Nothing in the data should change when you return it, but leave the pictures out.

───── STORED ROWS ─────

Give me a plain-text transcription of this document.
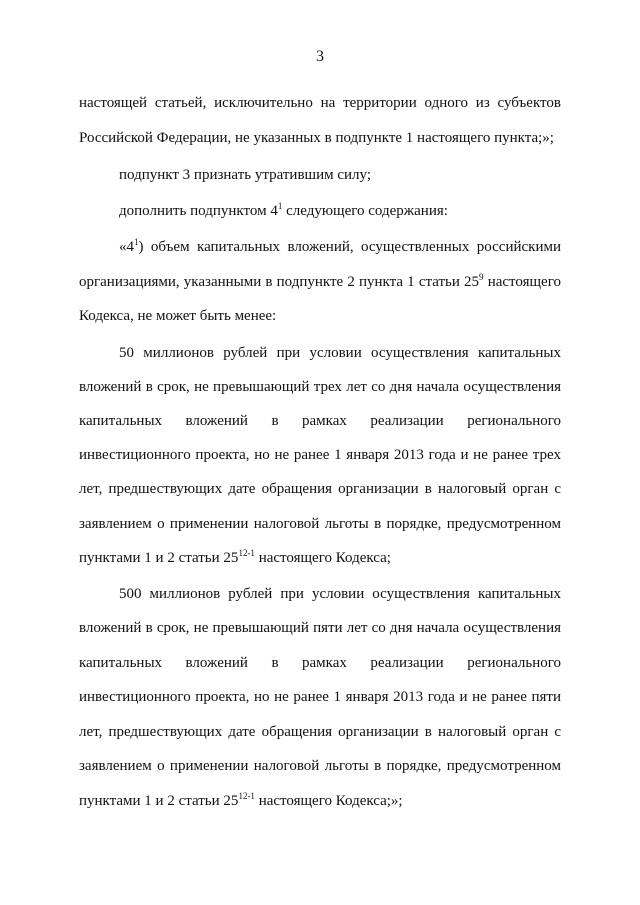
3
настоящей статьей, исключительно на территории одного из субъектов
Российской Федерации, не указанных в подпункте 1 настоящего пункта;»;
подпункт 3 признать утратившим силу;
дополнить подпунктом $4^1$ следующего содержания:
«$4^1$) объем капитальных вложений, осуществленных российскими
организациями, указанными в подпункте 2 пункта 1 статьи $25^9$ настоящего
Кодекса, не может быть менее:
50 миллионов рублей при условии осуществления капитальных
вложений в срок, не превышающий трех лет со дня начала осуществления
капитальных вложений в рамках реализации регионального
инвестиционного проекта, но не ранее 1 января 2013 года и не ранее трех
лет, предшествующих дате обращения организации в налоговый орган с
заявлением о применении налоговой льготы в порядке, предусмотренном
пунктами 1 и 2 статьи 25$^{12-1}$ настоящего Кодекса;
500 миллионов рублей при условии осуществления капитальных
вложений в срок, не превышающий пяти лет со дня начала осуществления
капитальных вложений в рамках реализации регионального
инвестиционного проекта, но не ранее 1 января 2013 года и не ранее пяти
лет, предшествующих дате обращения организации в налоговый орган с
заявлением о применении налоговой льготы в порядке, предусмотренном
пунктами 1 и 2 статьи 25$^{12-1}$ настоящего Кодекса;»;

─────

THE RESPONSE:
Give me a plain-text transcription of this document.
3
настоящей статьей, исключительно на территории одного из субъектов
Российской Федерации, не указанных в подпункте 1 настоящего пункта;»;
подпункт 3 признать утратившим силу;
дополнить подпунктом $4^1$ следующего содержания:
«$4^1$) объем капитальных вложений, осуществленных российскими
организациями, указанными в подпункте 2 пункта 1 статьи $25^9$ настоящего
Кодекса, не может быть менее:
50 миллионов рублей при условии осуществления капитальных
вложений в срок, не превышающий трех лет со дня начала осуществления
капитальных вложений в рамках реализации регионального
инвестиционного проекта, но не ранее 1 января 2013 года и не ранее трех
лет, предшествующих дате обращения организации в налоговый орган с
заявлением о применении налоговой льготы в порядке, предусмотренном
пунктами 1 и 2 статьи 25$^{12-1}$ настоящего Кодекса;
500 миллионов рублей при условии осуществления капитальных
вложений в срок, не превышающий пяти лет со дня начала осуществления
капитальных вложений в рамках реализации регионального
инвестиционного проекта, но не ранее 1 января 2013 года и не ранее пяти
лет, предшествующих дате обращения организации в налоговый орган с
заявлением о применении налоговой льготы в порядке, предусмотренном
пунктами 1 и 2 статьи 25$^{12-1}$ настоящего Кодекса;»;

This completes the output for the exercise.